Keep the images out and copy every entry below exactly.

■ **RECORDS FOR PROCESSING**:
** begin **

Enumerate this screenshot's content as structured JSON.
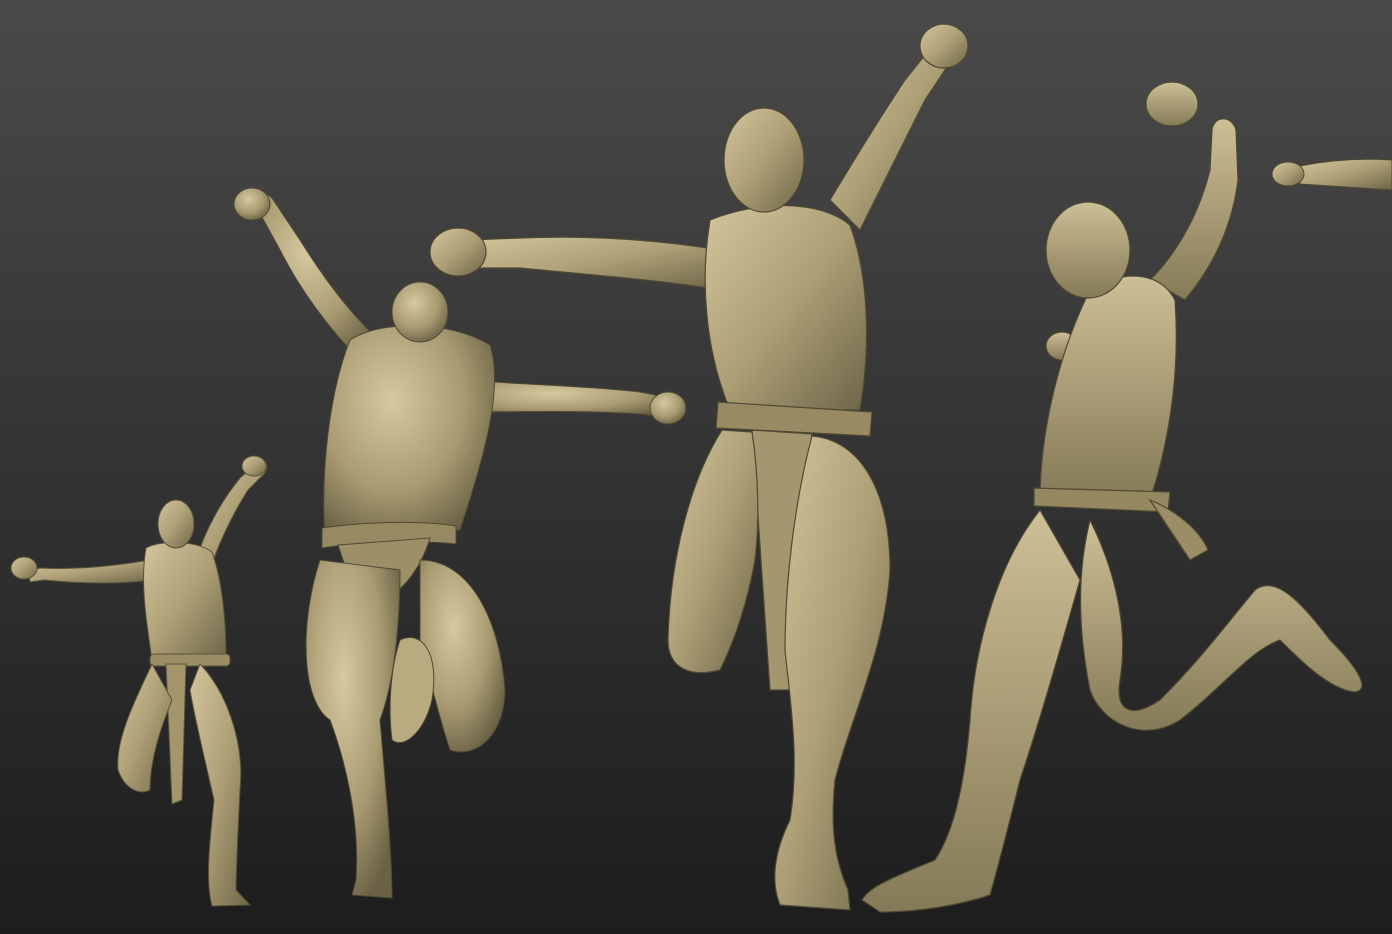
{
  "scene": {
    "subject": "sculpted-figure-turnaround",
    "figure_count": 5,
    "material": "clay",
    "colors": {
      "background_top": "#4a4a4a",
      "background_bottom": "#1d1d1d",
      "clay_light": "#c9bc93",
      "clay_mid": "#a69a72",
      "clay_dark": "#6e6548",
      "clay_shadow": "#4a4331"
    }
  }
}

** end **

■ **ANSWER TO THE EXERCISE**:
Enumerate this screenshot's content as structured JSON.
{
  "scene": {
    "subject": "sculpted-figure-turnaround",
    "figure_count": 5,
    "material": "clay",
    "colors": {
      "background_top": "#4a4a4a",
      "background_bottom": "#1d1d1d",
      "clay_light": "#c9bc93",
      "clay_mid": "#a69a72",
      "clay_dark": "#6e6548",
      "clay_shadow": "#4a4331"
    }
  }
}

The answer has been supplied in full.